**Input:**
--- Start ---

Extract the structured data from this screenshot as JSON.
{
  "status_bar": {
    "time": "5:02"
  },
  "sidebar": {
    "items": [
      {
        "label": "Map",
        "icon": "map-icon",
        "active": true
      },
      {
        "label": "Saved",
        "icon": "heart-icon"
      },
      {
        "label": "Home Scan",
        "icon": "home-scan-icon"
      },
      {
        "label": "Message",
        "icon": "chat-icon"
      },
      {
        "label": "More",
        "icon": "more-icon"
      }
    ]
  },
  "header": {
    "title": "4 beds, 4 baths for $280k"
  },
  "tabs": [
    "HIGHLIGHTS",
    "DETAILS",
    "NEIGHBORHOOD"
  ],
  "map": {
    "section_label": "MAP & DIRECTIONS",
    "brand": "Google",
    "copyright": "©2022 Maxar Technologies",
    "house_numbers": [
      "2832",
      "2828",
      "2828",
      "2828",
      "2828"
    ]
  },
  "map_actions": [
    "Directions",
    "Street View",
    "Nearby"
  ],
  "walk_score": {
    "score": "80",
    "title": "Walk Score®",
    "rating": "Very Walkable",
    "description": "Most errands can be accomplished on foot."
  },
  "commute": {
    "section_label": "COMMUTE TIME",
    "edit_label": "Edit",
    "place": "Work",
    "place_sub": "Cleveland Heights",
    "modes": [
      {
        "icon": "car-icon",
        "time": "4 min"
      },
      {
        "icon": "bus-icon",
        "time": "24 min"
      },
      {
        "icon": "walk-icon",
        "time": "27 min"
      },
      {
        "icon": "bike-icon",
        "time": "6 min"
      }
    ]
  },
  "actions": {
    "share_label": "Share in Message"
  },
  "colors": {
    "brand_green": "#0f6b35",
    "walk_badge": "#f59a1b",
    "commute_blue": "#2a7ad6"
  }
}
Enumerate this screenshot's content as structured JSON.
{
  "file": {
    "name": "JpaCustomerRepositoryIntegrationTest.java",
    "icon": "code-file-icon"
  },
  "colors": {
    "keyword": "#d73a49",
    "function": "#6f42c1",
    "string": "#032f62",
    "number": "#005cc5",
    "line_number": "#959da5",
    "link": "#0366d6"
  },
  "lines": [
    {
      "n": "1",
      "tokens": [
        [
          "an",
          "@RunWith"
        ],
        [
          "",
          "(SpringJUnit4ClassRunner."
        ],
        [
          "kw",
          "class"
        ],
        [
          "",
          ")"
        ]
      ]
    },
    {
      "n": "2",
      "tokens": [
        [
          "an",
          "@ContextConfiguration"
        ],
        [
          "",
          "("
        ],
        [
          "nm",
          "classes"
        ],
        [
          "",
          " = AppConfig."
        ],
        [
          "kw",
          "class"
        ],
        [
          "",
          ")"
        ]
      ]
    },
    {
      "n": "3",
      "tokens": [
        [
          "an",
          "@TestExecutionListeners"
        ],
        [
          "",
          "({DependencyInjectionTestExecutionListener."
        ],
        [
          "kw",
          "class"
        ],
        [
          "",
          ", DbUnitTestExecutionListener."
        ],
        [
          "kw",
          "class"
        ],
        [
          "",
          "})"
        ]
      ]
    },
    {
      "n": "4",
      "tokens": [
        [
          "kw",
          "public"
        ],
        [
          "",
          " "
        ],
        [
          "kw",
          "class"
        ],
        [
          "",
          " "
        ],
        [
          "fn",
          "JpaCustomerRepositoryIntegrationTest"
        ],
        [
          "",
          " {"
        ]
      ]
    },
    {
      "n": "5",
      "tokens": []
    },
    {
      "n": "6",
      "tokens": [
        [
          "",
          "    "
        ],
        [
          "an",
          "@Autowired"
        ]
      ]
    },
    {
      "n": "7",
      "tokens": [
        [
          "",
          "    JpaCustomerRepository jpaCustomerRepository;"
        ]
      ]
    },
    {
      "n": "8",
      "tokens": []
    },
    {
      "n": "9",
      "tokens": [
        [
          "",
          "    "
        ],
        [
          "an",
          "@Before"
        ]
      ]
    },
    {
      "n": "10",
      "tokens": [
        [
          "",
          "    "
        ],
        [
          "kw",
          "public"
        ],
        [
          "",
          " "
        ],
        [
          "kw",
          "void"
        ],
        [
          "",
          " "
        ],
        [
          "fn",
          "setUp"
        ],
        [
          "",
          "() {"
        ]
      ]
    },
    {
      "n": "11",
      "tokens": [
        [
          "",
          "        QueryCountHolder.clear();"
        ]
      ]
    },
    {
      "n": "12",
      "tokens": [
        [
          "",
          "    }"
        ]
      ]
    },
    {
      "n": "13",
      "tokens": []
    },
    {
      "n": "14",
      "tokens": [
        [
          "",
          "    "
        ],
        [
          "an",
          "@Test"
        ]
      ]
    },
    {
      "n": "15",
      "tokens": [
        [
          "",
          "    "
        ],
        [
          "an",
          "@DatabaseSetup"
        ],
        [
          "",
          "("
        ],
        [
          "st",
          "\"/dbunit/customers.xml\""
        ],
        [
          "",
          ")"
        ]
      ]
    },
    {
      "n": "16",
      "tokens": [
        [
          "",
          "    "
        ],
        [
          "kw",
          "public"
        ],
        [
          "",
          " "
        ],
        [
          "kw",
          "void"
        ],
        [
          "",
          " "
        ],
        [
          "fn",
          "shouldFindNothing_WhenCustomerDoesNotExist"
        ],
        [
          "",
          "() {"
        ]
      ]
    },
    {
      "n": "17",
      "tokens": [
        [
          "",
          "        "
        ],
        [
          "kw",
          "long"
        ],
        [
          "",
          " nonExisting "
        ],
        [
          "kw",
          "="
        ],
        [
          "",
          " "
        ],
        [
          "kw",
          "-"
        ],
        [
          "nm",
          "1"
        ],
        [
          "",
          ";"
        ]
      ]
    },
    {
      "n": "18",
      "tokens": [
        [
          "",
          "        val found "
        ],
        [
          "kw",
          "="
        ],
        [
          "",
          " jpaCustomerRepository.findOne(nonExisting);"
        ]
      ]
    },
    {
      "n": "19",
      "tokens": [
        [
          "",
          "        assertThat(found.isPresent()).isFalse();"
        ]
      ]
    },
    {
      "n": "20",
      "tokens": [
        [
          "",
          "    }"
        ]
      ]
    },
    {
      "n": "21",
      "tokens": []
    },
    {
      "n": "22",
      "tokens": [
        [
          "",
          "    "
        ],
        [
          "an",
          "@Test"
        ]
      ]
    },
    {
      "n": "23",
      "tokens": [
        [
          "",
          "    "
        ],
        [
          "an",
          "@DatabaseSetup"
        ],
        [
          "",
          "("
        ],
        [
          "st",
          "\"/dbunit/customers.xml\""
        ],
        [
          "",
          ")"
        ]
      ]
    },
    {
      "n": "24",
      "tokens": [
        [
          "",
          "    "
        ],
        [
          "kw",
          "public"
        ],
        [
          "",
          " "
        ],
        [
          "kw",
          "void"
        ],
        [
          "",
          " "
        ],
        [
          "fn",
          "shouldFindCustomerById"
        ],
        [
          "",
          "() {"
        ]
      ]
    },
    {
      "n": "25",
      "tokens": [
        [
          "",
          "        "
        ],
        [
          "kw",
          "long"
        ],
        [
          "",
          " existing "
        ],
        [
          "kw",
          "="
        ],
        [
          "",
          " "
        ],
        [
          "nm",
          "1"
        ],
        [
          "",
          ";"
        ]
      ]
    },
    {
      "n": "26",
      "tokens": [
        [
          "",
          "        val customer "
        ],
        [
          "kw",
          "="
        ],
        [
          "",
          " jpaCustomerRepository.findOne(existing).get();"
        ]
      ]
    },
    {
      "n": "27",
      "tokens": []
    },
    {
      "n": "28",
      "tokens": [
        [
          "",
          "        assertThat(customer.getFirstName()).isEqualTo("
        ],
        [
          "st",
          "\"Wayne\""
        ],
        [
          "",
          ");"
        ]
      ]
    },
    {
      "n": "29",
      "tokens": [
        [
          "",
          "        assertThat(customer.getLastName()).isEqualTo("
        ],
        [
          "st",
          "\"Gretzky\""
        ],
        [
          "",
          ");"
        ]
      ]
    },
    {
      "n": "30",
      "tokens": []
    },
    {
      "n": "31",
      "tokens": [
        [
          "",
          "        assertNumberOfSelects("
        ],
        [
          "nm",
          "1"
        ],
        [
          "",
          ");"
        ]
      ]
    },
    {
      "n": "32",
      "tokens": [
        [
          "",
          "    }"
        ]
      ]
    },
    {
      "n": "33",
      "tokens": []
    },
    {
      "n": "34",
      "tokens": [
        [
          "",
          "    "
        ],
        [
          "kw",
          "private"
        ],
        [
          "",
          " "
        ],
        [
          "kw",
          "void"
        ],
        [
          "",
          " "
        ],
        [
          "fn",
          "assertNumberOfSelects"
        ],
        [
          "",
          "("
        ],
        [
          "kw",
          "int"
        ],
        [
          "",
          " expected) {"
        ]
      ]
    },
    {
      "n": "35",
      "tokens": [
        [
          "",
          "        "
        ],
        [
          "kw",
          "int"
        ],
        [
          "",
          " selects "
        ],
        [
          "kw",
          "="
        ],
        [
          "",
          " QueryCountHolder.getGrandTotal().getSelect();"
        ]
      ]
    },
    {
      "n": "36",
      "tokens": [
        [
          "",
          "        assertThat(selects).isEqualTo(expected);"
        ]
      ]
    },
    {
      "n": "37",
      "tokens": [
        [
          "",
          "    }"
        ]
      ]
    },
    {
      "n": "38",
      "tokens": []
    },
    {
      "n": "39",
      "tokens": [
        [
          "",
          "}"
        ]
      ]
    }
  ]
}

--- End ---

**Exercise brief:** Show every line that contains the word "nonExisting".

**Result:**
          " nonExisting "
          " jpaCustomerRepository.findOne(nonExisting);"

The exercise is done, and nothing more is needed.